Work instructions:
Format each line of the material as a string in a JSON list, one string per line, leaving out blank lines.

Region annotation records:

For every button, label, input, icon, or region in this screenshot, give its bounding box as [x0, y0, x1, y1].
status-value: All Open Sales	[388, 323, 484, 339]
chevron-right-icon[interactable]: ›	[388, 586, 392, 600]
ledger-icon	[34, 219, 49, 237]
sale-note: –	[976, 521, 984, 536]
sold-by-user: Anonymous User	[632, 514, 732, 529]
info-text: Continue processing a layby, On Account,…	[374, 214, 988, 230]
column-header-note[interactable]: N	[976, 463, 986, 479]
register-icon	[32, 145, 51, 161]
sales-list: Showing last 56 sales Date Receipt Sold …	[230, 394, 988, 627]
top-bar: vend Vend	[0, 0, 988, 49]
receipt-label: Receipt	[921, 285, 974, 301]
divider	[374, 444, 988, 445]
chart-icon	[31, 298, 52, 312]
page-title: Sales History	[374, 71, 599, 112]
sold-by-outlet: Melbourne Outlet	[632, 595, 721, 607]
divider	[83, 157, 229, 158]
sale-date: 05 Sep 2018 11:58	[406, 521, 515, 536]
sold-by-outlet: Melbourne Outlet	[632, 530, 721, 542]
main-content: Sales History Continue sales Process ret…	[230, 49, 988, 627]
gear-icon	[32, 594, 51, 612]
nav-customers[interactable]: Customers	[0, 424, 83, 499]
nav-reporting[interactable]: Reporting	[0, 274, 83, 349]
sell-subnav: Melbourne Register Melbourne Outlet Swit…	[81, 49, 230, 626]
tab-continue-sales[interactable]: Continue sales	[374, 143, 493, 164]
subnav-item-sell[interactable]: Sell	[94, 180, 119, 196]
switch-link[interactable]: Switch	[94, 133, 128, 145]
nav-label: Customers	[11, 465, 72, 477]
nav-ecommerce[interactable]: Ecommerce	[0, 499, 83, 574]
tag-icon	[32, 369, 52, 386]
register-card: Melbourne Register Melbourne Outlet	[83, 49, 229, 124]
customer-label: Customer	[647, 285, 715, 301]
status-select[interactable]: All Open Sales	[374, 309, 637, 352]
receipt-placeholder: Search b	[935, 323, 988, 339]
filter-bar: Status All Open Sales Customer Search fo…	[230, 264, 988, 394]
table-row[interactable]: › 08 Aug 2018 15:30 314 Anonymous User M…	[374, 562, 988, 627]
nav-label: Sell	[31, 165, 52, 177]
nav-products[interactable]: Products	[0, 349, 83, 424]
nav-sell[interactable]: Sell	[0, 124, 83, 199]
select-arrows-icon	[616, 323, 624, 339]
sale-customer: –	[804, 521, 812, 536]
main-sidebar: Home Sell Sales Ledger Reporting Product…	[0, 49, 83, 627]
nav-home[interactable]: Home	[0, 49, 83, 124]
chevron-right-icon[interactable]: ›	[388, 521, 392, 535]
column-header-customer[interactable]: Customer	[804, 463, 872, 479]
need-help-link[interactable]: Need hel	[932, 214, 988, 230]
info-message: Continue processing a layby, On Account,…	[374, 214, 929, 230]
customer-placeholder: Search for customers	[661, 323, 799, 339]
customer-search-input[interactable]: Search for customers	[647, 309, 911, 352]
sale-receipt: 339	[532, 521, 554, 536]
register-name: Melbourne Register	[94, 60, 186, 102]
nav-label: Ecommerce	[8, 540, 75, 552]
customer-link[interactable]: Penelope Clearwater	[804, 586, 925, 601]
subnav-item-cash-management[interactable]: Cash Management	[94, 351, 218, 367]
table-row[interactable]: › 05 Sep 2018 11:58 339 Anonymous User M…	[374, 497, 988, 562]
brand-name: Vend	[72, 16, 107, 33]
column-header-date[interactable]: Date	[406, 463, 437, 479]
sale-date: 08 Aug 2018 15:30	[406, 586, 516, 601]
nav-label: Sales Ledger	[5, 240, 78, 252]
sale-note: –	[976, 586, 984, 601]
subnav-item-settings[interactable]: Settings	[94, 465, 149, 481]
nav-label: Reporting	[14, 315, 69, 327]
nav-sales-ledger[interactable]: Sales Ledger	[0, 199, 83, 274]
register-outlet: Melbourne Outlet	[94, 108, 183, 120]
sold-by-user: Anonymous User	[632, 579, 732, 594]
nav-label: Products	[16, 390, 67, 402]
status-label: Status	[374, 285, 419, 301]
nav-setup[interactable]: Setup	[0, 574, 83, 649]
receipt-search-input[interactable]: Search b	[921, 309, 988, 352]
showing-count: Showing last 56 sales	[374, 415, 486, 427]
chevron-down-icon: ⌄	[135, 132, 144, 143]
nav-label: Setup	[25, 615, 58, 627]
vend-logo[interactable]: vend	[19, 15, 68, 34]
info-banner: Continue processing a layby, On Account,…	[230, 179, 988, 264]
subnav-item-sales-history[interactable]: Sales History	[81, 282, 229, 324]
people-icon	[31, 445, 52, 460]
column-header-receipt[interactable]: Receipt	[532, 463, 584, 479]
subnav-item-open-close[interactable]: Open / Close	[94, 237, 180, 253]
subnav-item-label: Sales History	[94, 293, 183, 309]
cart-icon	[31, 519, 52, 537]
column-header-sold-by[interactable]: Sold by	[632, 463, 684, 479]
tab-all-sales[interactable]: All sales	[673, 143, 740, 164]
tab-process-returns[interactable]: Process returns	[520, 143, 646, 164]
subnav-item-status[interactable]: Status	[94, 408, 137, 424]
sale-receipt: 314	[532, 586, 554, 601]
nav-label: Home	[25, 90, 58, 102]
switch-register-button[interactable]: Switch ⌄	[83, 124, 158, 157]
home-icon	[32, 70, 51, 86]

Answer:
[
  "For every button, label, input, icon, or region in this screenshot, give its bounding box as [x0, y0, x1, y1].",
  "status-value: All Open Sales\t[388, 323, 484, 339]",
  "chevron-right-icon[interactable]: ›\t[388, 586, 392, 600]",
  "ledger-icon\t[34, 219, 49, 237]",
  "sale-note: –\t[976, 521, 984, 536]",
  "sold-by-user: Anonymous User\t[632, 514, 732, 529]",
  "info-text: Continue processing a layby, On Account,…\t[374, 214, 988, 230]",
  "column-header-note[interactable]: N\t[976, 463, 986, 479]",
  "register-icon\t[32, 145, 51, 161]",
  "sales-list: Showing last 56 sales Date Receipt Sold …\t[230, 394, 988, 627]",
  "top-bar: vend Vend\t[0, 0, 988, 49]",
  "receipt-label: Receipt\t[921, 285, 974, 301]",
  "divider\t[374, 444, 988, 445]",
  "chart-icon\t[31, 298, 52, 312]",
  "page-title: Sales History\t[374, 71, 599, 112]",
  "sold-by-outlet: Melbourne Outlet\t[632, 595, 721, 607]",
  "divider\t[83, 157, 229, 158]",
  "sale-date: 05 Sep 2018 11:58\t[406, 521, 515, 536]",
  "sold-by-outlet: Melbourne Outlet\t[632, 530, 721, 542]",
  "main-content: Sales History Continue sales Process ret…\t[230, 49, 988, 627]",
  "gear-icon\t[32, 594, 51, 612]",
  "nav-customers[interactable]: Customers\t[0, 424, 83, 499]",
  "nav-reporting[interactable]: Reporting\t[0, 274, 83, 349]",
  "sell-subnav: Melbourne Register Melbourne Outlet Swit…\t[81, 49, 230, 626]",
  "tab-continue-sales[interactable]: Continue sales\t[374, 143, 493, 164]",
  "subnav-item-sell[interactable]: Sell\t[94, 180, 119, 196]",
  "switch-link[interactable]: Switch\t[94, 133, 128, 145]",
  "nav-label: Customers\t[11, 465, 72, 477]",
  "nav-ecommerce[interactable]: Ecommerce\t[0, 499, 83, 574]",
  "tag-icon\t[32, 369, 52, 386]",
  "register-card: Melbourne Register Melbourne Outlet\t[83, 49, 229, 124]",
  "customer-label: Customer\t[647, 285, 715, 301]",
  "status-select[interactable]: All Open Sales\t[374, 309, 637, 352]",
  "receipt-placeholder: Search b\t[935, 323, 988, 339]",
  "filter-bar: Status All Open Sales Customer Search fo…\t[230, 264, 988, 394]",
  "table-row[interactable]: › 08 Aug 2018 15:30 314 Anonymous User M…\t[374, 562, 988, 627]",
  "nav-label: Sell\t[31, 165, 52, 177]",
  "nav-products[interactable]: Products\t[0, 349, 83, 424]",
  "nav-sell[interactable]: Sell\t[0, 124, 83, 199]",
  "select-arrows-icon\t[616, 323, 624, 339]",
  "sale-customer: –\t[804, 521, 812, 536]",
  "main-sidebar: Home Sell Sales Ledger Reporting Product…\t[0, 49, 83, 627]",
  "nav-home[interactable]: Home\t[0, 49, 83, 124]",
  "chevron-right-icon[interactable]: ›\t[388, 521, 392, 535]",
  "column-header-customer[interactable]: Customer\t[804, 463, 872, 479]",
  "need-help-link[interactable]: Need hel\t[932, 214, 988, 230]",
  "info-message: Continue processing a layby, On Account,…\t[374, 214, 929, 230]",
  "customer-placeholder: Search for customers\t[661, 323, 799, 339]",
  "customer-search-input[interactable]: Search for customers\t[647, 309, 911, 352]",
  "sale-receipt: 339\t[532, 521, 554, 536]",
  "register-name: Melbourne Register\t[94, 60, 186, 102]",
  "nav-label: Ecommerce\t[8, 540, 75, 552]",
  "customer-link[interactable]: Penelope Clearwater\t[804, 586, 925, 601]",
  "subnav-item-cash-management[interactable]: Cash Management\t[94, 351, 218, 367]",
  "table-row[interactable]: › 05 Sep 2018 11:58 339 Anonymous User M…\t[374, 497, 988, 562]",
  "brand-name: Vend\t[72, 16, 107, 33]",
  "column-header-date[interactable]: Date\t[406, 463, 437, 479]",
  "sale-date: 08 Aug 2018 15:30\t[406, 586, 516, 601]",
  "nav-label: Sales Ledger\t[5, 240, 78, 252]",
  "sale-note: –\t[976, 586, 984, 601]",
  "subnav-item-settings[interactable]: Settings\t[94, 465, 149, 481]",
  "nav-label: Reporting\t[14, 315, 69, 327]",
  "nav-sales-ledger[interactable]: Sales Ledger\t[0, 199, 83, 274]",
  "register-outlet: Melbourne Outlet\t[94, 108, 183, 120]",
  "sold-by-user: Anonymous User\t[632, 579, 732, 594]",
  "nav-label: Products\t[16, 390, 67, 402]",
  "status-label: Status\t[374, 285, 419, 301]",
  "nav-setup[interactable]: Setup\t[0, 574, 83, 649]",
  "receipt-search-input[interactable]: Search b\t[921, 309, 988, 352]",
  "showing-count: Showing last 56 sales\t[374, 415, 486, 427]",
  "chevron-down-icon: ⌄\t[135, 132, 144, 143]",
  "nav-label: Setup\t[25, 615, 58, 627]",
  "vend-logo[interactable]: vend\t[19, 15, 68, 34]",
  "info-banner: Continue processing a layby, On Account,…\t[230, 179, 988, 264]",
  "subnav-item-sales-history[interactable]: Sales History\t[81, 282, 229, 324]",
  "people-icon\t[31, 445, 52, 460]",
  "column-header-receipt[interactable]: Receipt\t[532, 463, 584, 479]",
  "subnav-item-open-close[interactable]: Open / Close\t[94, 237, 180, 253]",
  "subnav-item-label: Sales History\t[94, 293, 183, 309]",
  "cart-icon\t[31, 519, 52, 537]",
  "column-header-sold-by[interactable]: Sold by\t[632, 463, 684, 479]",
  "tab-all-sales[interactable]: All sales\t[673, 143, 740, 164]",
  "tab-process-returns[interactable]: Process returns\t[520, 143, 646, 164]",
  "subnav-item-status[interactable]: Status\t[94, 408, 137, 424]",
  "sale-receipt: 314\t[532, 586, 554, 601]",
  "nav-label: Home\t[25, 90, 58, 102]",
  "switch-register-button[interactable]: Switch ⌄\t[83, 124, 158, 157]",
  "home-icon\t[32, 70, 51, 86]"
]